Task statement:
All of the data should be output character for character, except the pictures.
-*-*-
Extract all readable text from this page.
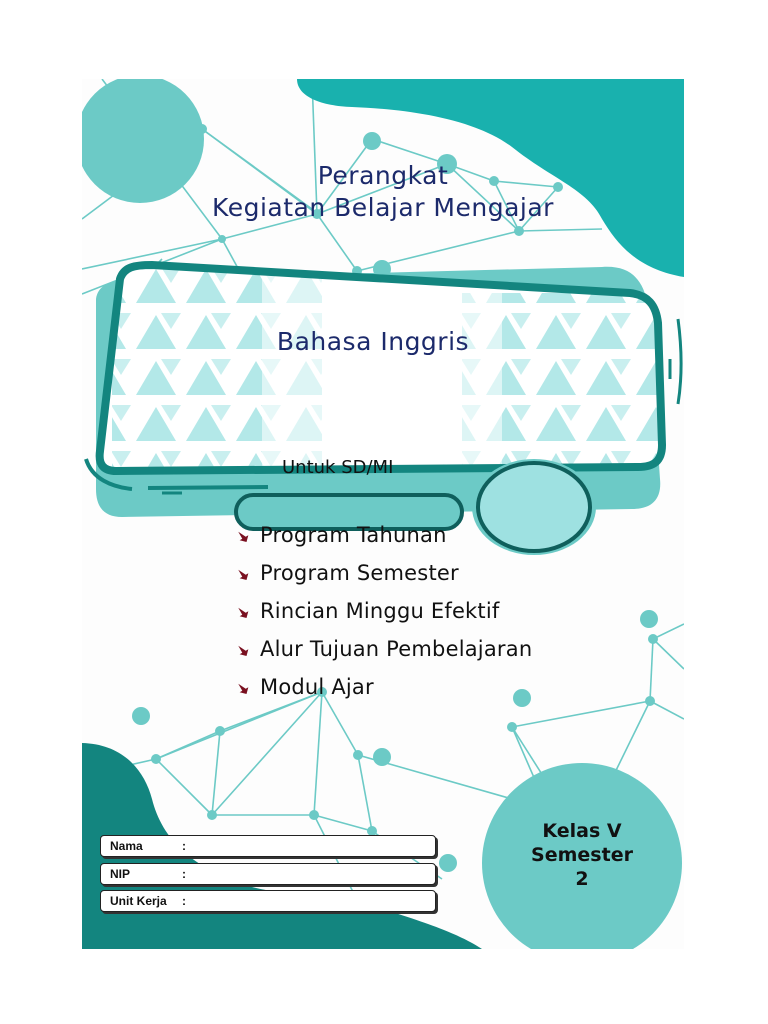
Perangkat

Kegiatan Belajar Mengajar

Bahasa Inggris

Untuk SD/MI

Program Tahunan
Program Semester
Rincian Minggu Efektif
Alur Tujuan Pembelajaran
Modul Ajar
Kelas V
Semester
2
Nama	:
NIP	:
Unit Kerja	:
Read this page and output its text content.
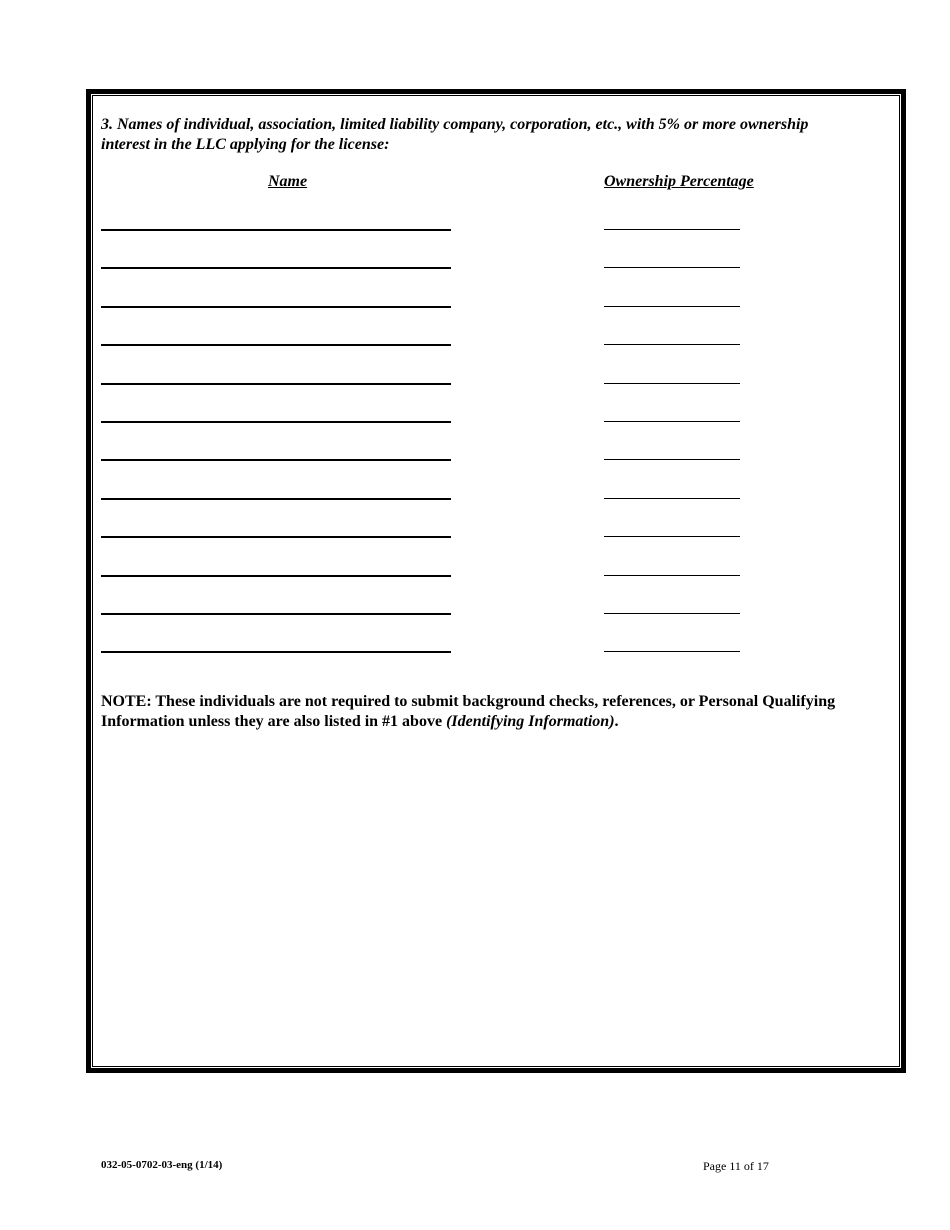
3. Names of individual, association, limited liability company, corporation, etc., with 5% or more ownership interest in the LLC applying for the license:
Name	Ownership Percentage
NOTE: These individuals are not required to submit background checks, references, or Personal Qualifying Information unless they are also listed in #1 above (Identifying Information).
032-05-0702-03-eng (1/14)	Page 11 of 17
-*-*-
Finished answer:
Extract all readable text from this page.
Perangkat

Kegiatan Belajar Mengajar

Bahasa Inggris

Untuk SD/MI

Program Tahunan
Program Semester
Rincian Minggu Efektif
Alur Tujuan Pembelajaran
Modul Ajar
Kelas V
Semester
2
Nama	:
NIP	:
Unit Kerja	:
Read this page and output its text content.
3. Names of individual, association, limited liability company, corporation, etc., with 5% or more ownership interest in the LLC applying for the license:
Name	Ownership Percentage
NOTE: These individuals are not required to submit background checks, references, or Personal Qualifying Information unless they are also listed in #1 above (Identifying Information).
032-05-0702-03-eng (1/14)	Page 11 of 17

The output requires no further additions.